---------- Items
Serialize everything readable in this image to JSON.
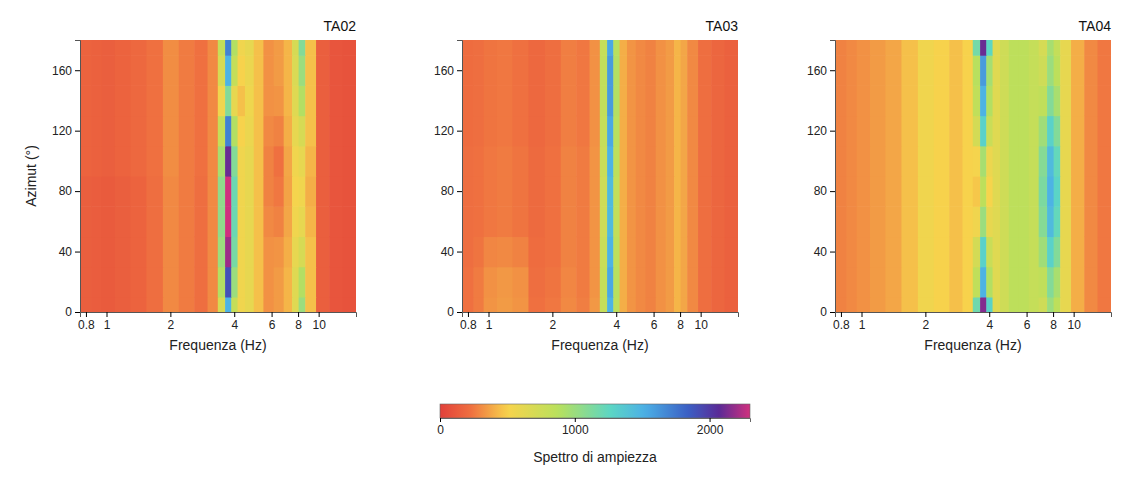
{
  "chart_data": [
    {
      "type": "heatmap",
      "title": "TA02",
      "x_label": "Frequenza (Hz)",
      "y_label": "Azimut (°)",
      "log": "x",
      "x": [
        0.8,
        0.9,
        1,
        1.2,
        1.4,
        1.7,
        2,
        2.4,
        2.8,
        3.2,
        3.5,
        3.75,
        4,
        4.3,
        4.7,
        5.2,
        5.8,
        6.5,
        7.2,
        7.8,
        8.3,
        9,
        10.5,
        12,
        14
      ],
      "y": [
        0,
        20,
        40,
        60,
        80,
        100,
        120,
        140,
        160,
        180
      ],
      "z": [
        [
          150,
          140,
          130,
          150,
          170,
          220,
          300,
          260,
          220,
          300,
          700,
          1500,
          800,
          550,
          600,
          450,
          320,
          350,
          420,
          650,
          1000,
          450,
          150,
          100,
          90
        ],
        [
          150,
          140,
          130,
          150,
          170,
          220,
          300,
          260,
          220,
          300,
          900,
          1900,
          1000,
          550,
          600,
          450,
          320,
          350,
          420,
          650,
          900,
          450,
          150,
          100,
          90
        ],
        [
          150,
          140,
          130,
          150,
          170,
          220,
          300,
          260,
          220,
          300,
          1000,
          2200,
          1150,
          550,
          600,
          450,
          320,
          330,
          400,
          600,
          700,
          450,
          150,
          100,
          90
        ],
        [
          150,
          140,
          130,
          150,
          170,
          220,
          300,
          260,
          220,
          300,
          1050,
          2300,
          1200,
          550,
          600,
          450,
          300,
          280,
          380,
          550,
          600,
          420,
          150,
          100,
          90
        ],
        [
          150,
          140,
          130,
          150,
          170,
          220,
          300,
          260,
          220,
          300,
          1050,
          2300,
          1200,
          550,
          600,
          450,
          280,
          250,
          370,
          520,
          550,
          400,
          150,
          100,
          90
        ],
        [
          170,
          160,
          150,
          170,
          190,
          230,
          310,
          260,
          230,
          300,
          950,
          2100,
          1100,
          550,
          600,
          450,
          280,
          230,
          380,
          550,
          600,
          420,
          150,
          100,
          90
        ],
        [
          170,
          160,
          150,
          170,
          190,
          230,
          310,
          260,
          230,
          300,
          800,
          1700,
          900,
          500,
          580,
          450,
          300,
          280,
          400,
          600,
          700,
          450,
          150,
          100,
          90
        ],
        [
          170,
          160,
          150,
          170,
          190,
          230,
          310,
          260,
          230,
          300,
          550,
          1100,
          600,
          450,
          560,
          450,
          320,
          330,
          420,
          650,
          900,
          450,
          150,
          100,
          90
        ],
        [
          170,
          160,
          150,
          170,
          190,
          230,
          310,
          260,
          230,
          300,
          700,
          1500,
          800,
          500,
          580,
          450,
          320,
          350,
          420,
          680,
          1000,
          450,
          150,
          100,
          90
        ],
        [
          170,
          160,
          150,
          170,
          190,
          230,
          310,
          260,
          230,
          300,
          800,
          1700,
          900,
          550,
          600,
          450,
          320,
          350,
          420,
          700,
          1100,
          450,
          150,
          100,
          90
        ]
      ],
      "xlim": [
        0.75,
        15
      ],
      "xticks": [
        0.8,
        1,
        2,
        4,
        6,
        8,
        10
      ],
      "ylim": [
        0,
        180
      ],
      "yticks": [
        0,
        40,
        80,
        120,
        160
      ]
    },
    {
      "type": "heatmap",
      "title": "TA03",
      "x_label": "Frequenza (Hz)",
      "log": "x",
      "x": [
        0.8,
        0.9,
        1,
        1.2,
        1.4,
        1.7,
        2,
        2.4,
        2.8,
        3.2,
        3.5,
        3.75,
        4,
        4.3,
        4.7,
        5.2,
        5.8,
        6.5,
        7.2,
        7.8,
        8.3,
        9,
        10.5,
        12,
        14
      ],
      "y": [
        0,
        20,
        40,
        60,
        80,
        100,
        120,
        140,
        160,
        180
      ],
      "z": [
        [
          230,
          260,
          330,
          350,
          330,
          230,
          250,
          300,
          270,
          340,
          800,
          1500,
          850,
          400,
          330,
          300,
          280,
          320,
          350,
          420,
          380,
          300,
          220,
          180,
          160
        ],
        [
          230,
          260,
          320,
          340,
          320,
          220,
          240,
          290,
          260,
          330,
          800,
          1550,
          880,
          400,
          330,
          300,
          280,
          320,
          350,
          420,
          380,
          300,
          220,
          180,
          160
        ],
        [
          220,
          240,
          290,
          300,
          280,
          210,
          230,
          280,
          260,
          330,
          780,
          1500,
          850,
          400,
          330,
          300,
          280,
          320,
          350,
          420,
          380,
          300,
          220,
          180,
          160
        ],
        [
          220,
          230,
          250,
          260,
          240,
          200,
          230,
          280,
          260,
          330,
          750,
          1450,
          820,
          400,
          330,
          300,
          280,
          320,
          350,
          420,
          380,
          300,
          220,
          180,
          160
        ],
        [
          220,
          230,
          250,
          260,
          240,
          200,
          230,
          280,
          260,
          330,
          750,
          1450,
          820,
          400,
          330,
          300,
          280,
          320,
          350,
          420,
          380,
          300,
          220,
          180,
          160
        ],
        [
          220,
          230,
          250,
          260,
          240,
          200,
          230,
          280,
          260,
          330,
          780,
          1500,
          850,
          400,
          330,
          300,
          280,
          320,
          350,
          420,
          380,
          300,
          220,
          180,
          160
        ],
        [
          210,
          220,
          240,
          250,
          230,
          190,
          220,
          270,
          250,
          320,
          800,
          1550,
          880,
          400,
          330,
          300,
          280,
          320,
          350,
          420,
          380,
          300,
          220,
          180,
          160
        ],
        [
          210,
          220,
          240,
          250,
          230,
          190,
          220,
          270,
          250,
          320,
          820,
          1600,
          900,
          400,
          330,
          300,
          280,
          320,
          350,
          420,
          380,
          300,
          220,
          180,
          160
        ],
        [
          210,
          220,
          240,
          250,
          230,
          190,
          220,
          270,
          250,
          320,
          820,
          1600,
          900,
          400,
          330,
          300,
          280,
          320,
          350,
          420,
          380,
          300,
          220,
          180,
          160
        ],
        [
          210,
          220,
          240,
          250,
          230,
          190,
          220,
          270,
          250,
          320,
          800,
          1550,
          880,
          400,
          330,
          300,
          280,
          320,
          350,
          420,
          380,
          300,
          220,
          180,
          160
        ]
      ],
      "xlim": [
        0.75,
        15
      ],
      "xticks": [
        0.8,
        1,
        2,
        4,
        6,
        8,
        10
      ],
      "ylim": [
        0,
        180
      ],
      "yticks": [
        0,
        40,
        80,
        120,
        160
      ]
    },
    {
      "type": "heatmap",
      "title": "TA04",
      "x_label": "Frequenza (Hz)",
      "log": "x",
      "x": [
        0.8,
        0.9,
        1,
        1.2,
        1.4,
        1.7,
        2,
        2.4,
        2.8,
        3.2,
        3.5,
        3.75,
        4,
        4.3,
        4.7,
        5.2,
        5.8,
        6.5,
        7.2,
        7.8,
        8.3,
        9,
        10.5,
        12,
        14
      ],
      "y": [
        0,
        20,
        40,
        60,
        80,
        100,
        120,
        140,
        160,
        180
      ],
      "z": [
        [
          280,
          300,
          320,
          350,
          380,
          450,
          550,
          500,
          450,
          500,
          1180,
          2150,
          1290,
          650,
          750,
          850,
          850,
          800,
          750,
          1000,
          850,
          600,
          400,
          300,
          250
        ],
        [
          280,
          300,
          320,
          350,
          380,
          450,
          550,
          500,
          450,
          500,
          830,
          1500,
          900,
          650,
          750,
          850,
          850,
          800,
          830,
          1100,
          940,
          600,
          400,
          300,
          250
        ],
        [
          280,
          300,
          320,
          350,
          380,
          450,
          550,
          500,
          450,
          500,
          720,
          1300,
          780,
          650,
          750,
          850,
          850,
          800,
          980,
          1300,
          1100,
          600,
          400,
          300,
          250
        ],
        [
          280,
          300,
          320,
          350,
          380,
          450,
          550,
          500,
          450,
          500,
          550,
          1000,
          600,
          650,
          750,
          850,
          850,
          800,
          1090,
          1450,
          1230,
          600,
          400,
          300,
          250
        ],
        [
          280,
          300,
          320,
          350,
          380,
          450,
          550,
          500,
          450,
          500,
          470,
          850,
          510,
          650,
          750,
          850,
          850,
          800,
          1130,
          1500,
          1280,
          600,
          400,
          300,
          250
        ],
        [
          280,
          300,
          320,
          350,
          380,
          450,
          550,
          500,
          450,
          500,
          520,
          950,
          570,
          650,
          750,
          850,
          850,
          800,
          1090,
          1450,
          1230,
          600,
          400,
          300,
          250
        ],
        [
          280,
          300,
          320,
          350,
          380,
          450,
          550,
          500,
          450,
          500,
          720,
          1300,
          780,
          650,
          750,
          850,
          850,
          800,
          980,
          1300,
          1100,
          600,
          400,
          300,
          250
        ],
        [
          280,
          300,
          320,
          350,
          380,
          450,
          550,
          500,
          450,
          500,
          830,
          1500,
          900,
          650,
          750,
          850,
          850,
          800,
          830,
          1100,
          940,
          600,
          400,
          300,
          250
        ],
        [
          280,
          300,
          320,
          350,
          380,
          450,
          550,
          500,
          450,
          500,
          880,
          1600,
          960,
          650,
          750,
          850,
          850,
          800,
          750,
          1000,
          850,
          600,
          400,
          300,
          250
        ],
        [
          280,
          300,
          320,
          350,
          380,
          450,
          550,
          500,
          450,
          500,
          1160,
          2100,
          1260,
          650,
          750,
          850,
          850,
          800,
          710,
          950,
          810,
          600,
          400,
          300,
          250
        ]
      ],
      "xlim": [
        0.75,
        15
      ],
      "xticks": [
        0.8,
        1,
        2,
        4,
        6,
        8,
        10
      ],
      "ylim": [
        0,
        180
      ],
      "yticks": [
        0,
        40,
        80,
        120,
        160
      ]
    }
  ],
  "colorbar": {
    "label": "Spettro di ampiezza",
    "lim": [
      0,
      2300
    ],
    "ticks": [
      0,
      1000,
      2000
    ]
  }
}
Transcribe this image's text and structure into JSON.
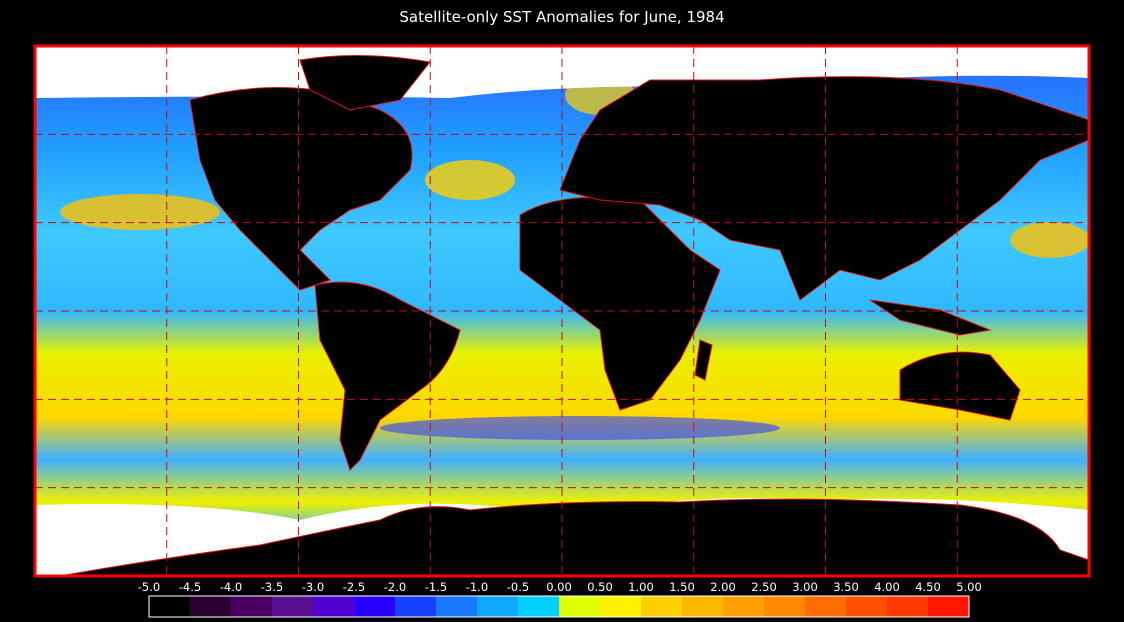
{
  "title": "Satellite-only SST Anomalies for June, 1984",
  "colorbar": {
    "labels": [
      "-5.0",
      "-4.5",
      "-4.0",
      "-3.5",
      "-3.0",
      "-2.5",
      "-2.0",
      "-1.5",
      "-1.0",
      "-0.5",
      "0.00",
      "0.50",
      "1.00",
      "1.50",
      "2.00",
      "2.50",
      "3.00",
      "3.50",
      "4.00",
      "4.50",
      "5.00"
    ],
    "colors": [
      "#000000",
      "#2a0030",
      "#4a0060",
      "#5a1090",
      "#5000d0",
      "#2800ff",
      "#1840ff",
      "#1878ff",
      "#10a8ff",
      "#00d0ff",
      "#e0ff00",
      "#fff000",
      "#ffd000",
      "#ffb800",
      "#ffa000",
      "#ff8800",
      "#ff6c00",
      "#ff5000",
      "#ff3800",
      "#ff1800"
    ]
  }
}
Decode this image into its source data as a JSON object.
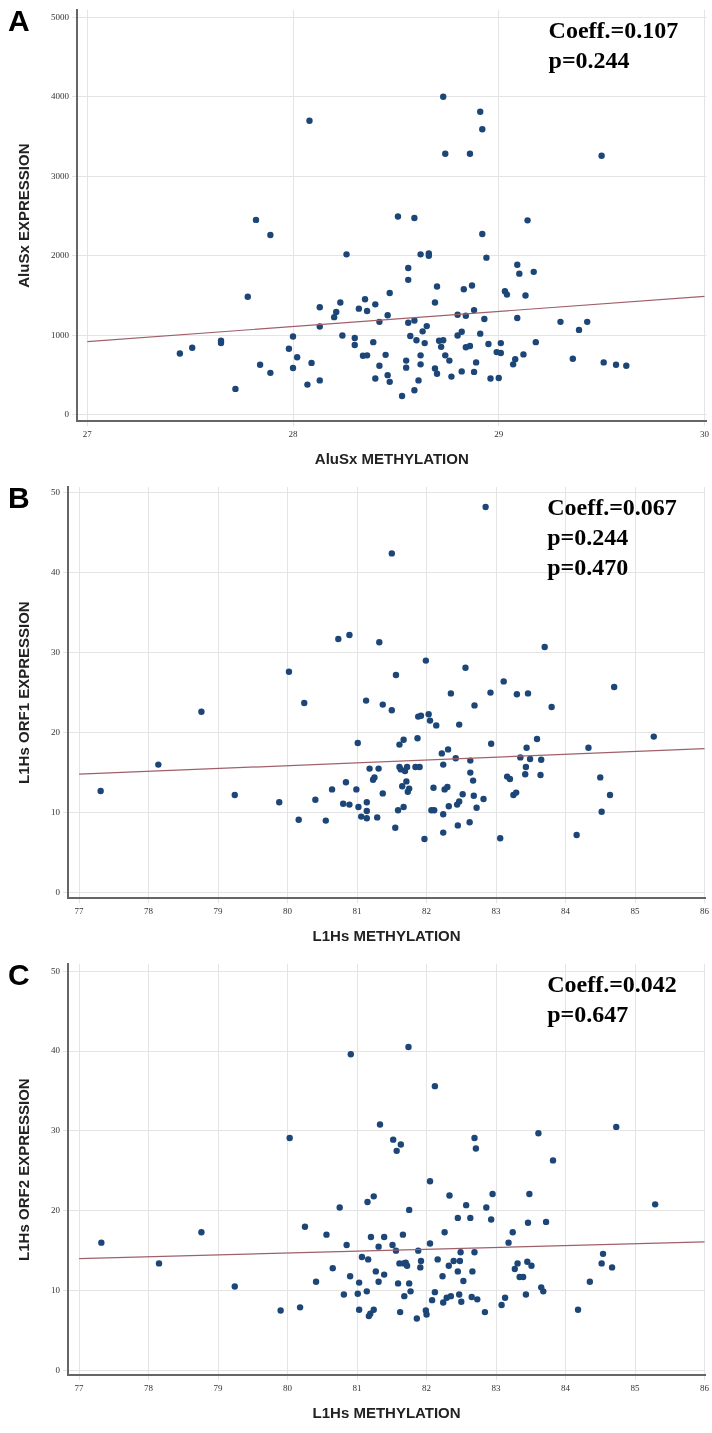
--------------------
- Direction:
Exactly reproduce the lines beginning at the one that contains "Transcribe this image's" and ending at the final line of the material, with the pictures left out.

- Written answer:
Transcribe this image's text and structure into JSON.
{
  "title": "Satellite-only SST Anomalies for June, 1984",
  "colorbar": {
    "labels": [
      "-5.0",
      "-4.5",
      "-4.0",
      "-3.5",
      "-3.0",
      "-2.5",
      "-2.0",
      "-1.5",
      "-1.0",
      "-0.5",
      "0.00",
      "0.50",
      "1.00",
      "1.50",
      "2.00",
      "2.50",
      "3.00",
      "3.50",
      "4.00",
      "4.50",
      "5.00"
    ],
    "colors": [
      "#000000",
      "#2a0030",
      "#4a0060",
      "#5a1090",
      "#5000d0",
      "#2800ff",
      "#1840ff",
      "#1878ff",
      "#10a8ff",
      "#00d0ff",
      "#e0ff00",
      "#fff000",
      "#ffd000",
      "#ffb800",
      "#ffa000",
      "#ff8800",
      "#ff6c00",
      "#ff5000",
      "#ff3800",
      "#ff1800"
    ]
  }
}
Decode this image into its source data as a JSON object.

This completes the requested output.